■ RECORDED INFORMATION ■
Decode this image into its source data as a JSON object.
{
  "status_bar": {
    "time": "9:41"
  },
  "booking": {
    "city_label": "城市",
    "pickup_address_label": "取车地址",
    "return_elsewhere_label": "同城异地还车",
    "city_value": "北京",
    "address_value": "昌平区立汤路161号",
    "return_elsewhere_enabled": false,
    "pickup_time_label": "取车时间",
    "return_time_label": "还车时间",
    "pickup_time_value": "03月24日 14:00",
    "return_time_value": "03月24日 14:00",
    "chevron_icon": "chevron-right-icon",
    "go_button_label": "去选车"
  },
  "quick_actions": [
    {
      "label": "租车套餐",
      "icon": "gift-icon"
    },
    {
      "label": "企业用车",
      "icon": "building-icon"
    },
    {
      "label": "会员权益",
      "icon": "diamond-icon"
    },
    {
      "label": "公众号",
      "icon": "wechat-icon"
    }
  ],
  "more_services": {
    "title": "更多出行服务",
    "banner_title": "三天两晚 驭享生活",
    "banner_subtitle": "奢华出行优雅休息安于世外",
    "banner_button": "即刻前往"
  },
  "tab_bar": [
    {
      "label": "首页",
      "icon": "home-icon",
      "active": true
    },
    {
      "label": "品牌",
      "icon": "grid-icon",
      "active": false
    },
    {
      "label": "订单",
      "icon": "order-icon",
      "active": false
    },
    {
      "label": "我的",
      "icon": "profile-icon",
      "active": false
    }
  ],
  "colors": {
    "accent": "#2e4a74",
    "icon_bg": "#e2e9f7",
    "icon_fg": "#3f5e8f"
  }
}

■ EXERCISE AIM ■
Please restate the records in full, word for word.

■ WRITTEN SOLUTION ■
Decode this image into its source data as a JSON object.
{
  "status_bar": {
    "time": "9:41"
  },
  "booking": {
    "city_label": "城市",
    "pickup_address_label": "取车地址",
    "return_elsewhere_label": "同城异地还车",
    "city_value": "北京",
    "address_value": "昌平区立汤路161号",
    "return_elsewhere_enabled": false,
    "pickup_time_label": "取车时间",
    "return_time_label": "还车时间",
    "pickup_time_value": "03月24日 14:00",
    "return_time_value": "03月24日 14:00",
    "chevron_icon": "chevron-right-icon",
    "go_button_label": "去选车"
  },
  "quick_actions": [
    {
      "label": "租车套餐",
      "icon": "gift-icon"
    },
    {
      "label": "企业用车",
      "icon": "building-icon"
    },
    {
      "label": "会员权益",
      "icon": "diamond-icon"
    },
    {
      "label": "公众号",
      "icon": "wechat-icon"
    }
  ],
  "more_services": {
    "title": "更多出行服务",
    "banner_title": "三天两晚 驭享生活",
    "banner_subtitle": "奢华出行优雅休息安于世外",
    "banner_button": "即刻前往"
  },
  "tab_bar": [
    {
      "label": "首页",
      "icon": "home-icon",
      "active": true
    },
    {
      "label": "品牌",
      "icon": "grid-icon",
      "active": false
    },
    {
      "label": "订单",
      "icon": "order-icon",
      "active": false
    },
    {
      "label": "我的",
      "icon": "profile-icon",
      "active": false
    }
  ],
  "colors": {
    "accent": "#2e4a74",
    "icon_bg": "#e2e9f7",
    "icon_fg": "#3f5e8f"
  }
}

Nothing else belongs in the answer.